EXERCISE TASK:
Omit the pictures, then write out every entry exactly as it reads.

(Raw records)
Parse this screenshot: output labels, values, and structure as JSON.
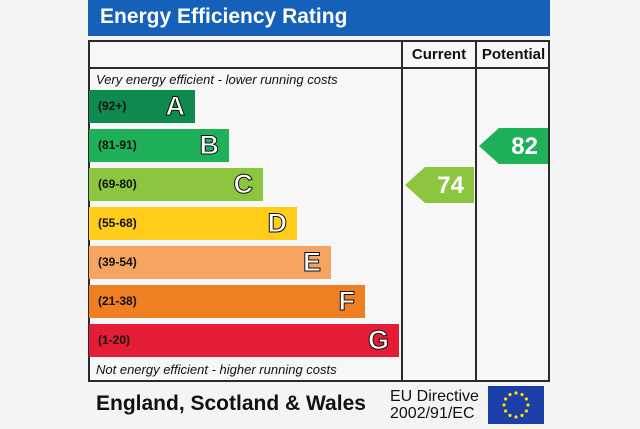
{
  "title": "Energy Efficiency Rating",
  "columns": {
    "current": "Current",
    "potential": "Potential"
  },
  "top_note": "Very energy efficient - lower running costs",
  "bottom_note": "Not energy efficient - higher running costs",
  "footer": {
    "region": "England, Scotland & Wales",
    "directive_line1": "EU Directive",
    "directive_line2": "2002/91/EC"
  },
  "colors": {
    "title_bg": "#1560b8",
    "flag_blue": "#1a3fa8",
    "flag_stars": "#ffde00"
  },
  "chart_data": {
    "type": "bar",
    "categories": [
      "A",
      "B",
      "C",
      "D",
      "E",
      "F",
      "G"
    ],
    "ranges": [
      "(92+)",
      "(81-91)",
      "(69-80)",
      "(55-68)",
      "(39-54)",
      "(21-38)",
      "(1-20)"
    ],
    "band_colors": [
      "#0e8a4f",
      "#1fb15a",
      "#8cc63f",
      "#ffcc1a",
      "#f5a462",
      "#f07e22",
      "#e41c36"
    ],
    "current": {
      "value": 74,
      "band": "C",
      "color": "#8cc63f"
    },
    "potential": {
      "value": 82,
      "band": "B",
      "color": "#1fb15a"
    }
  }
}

FINAL RESULT:
Parse this screenshot: output labels, values, and structure as JSON.
{
  "title": "Energy Efficiency Rating",
  "columns": {
    "current": "Current",
    "potential": "Potential"
  },
  "top_note": "Very energy efficient - lower running costs",
  "bottom_note": "Not energy efficient - higher running costs",
  "footer": {
    "region": "England, Scotland & Wales",
    "directive_line1": "EU Directive",
    "directive_line2": "2002/91/EC"
  },
  "colors": {
    "title_bg": "#1560b8",
    "flag_blue": "#1a3fa8",
    "flag_stars": "#ffde00"
  },
  "chart_data": {
    "type": "bar",
    "categories": [
      "A",
      "B",
      "C",
      "D",
      "E",
      "F",
      "G"
    ],
    "ranges": [
      "(92+)",
      "(81-91)",
      "(69-80)",
      "(55-68)",
      "(39-54)",
      "(21-38)",
      "(1-20)"
    ],
    "band_colors": [
      "#0e8a4f",
      "#1fb15a",
      "#8cc63f",
      "#ffcc1a",
      "#f5a462",
      "#f07e22",
      "#e41c36"
    ],
    "current": {
      "value": 74,
      "band": "C",
      "color": "#8cc63f"
    },
    "potential": {
      "value": 82,
      "band": "B",
      "color": "#1fb15a"
    }
  }
}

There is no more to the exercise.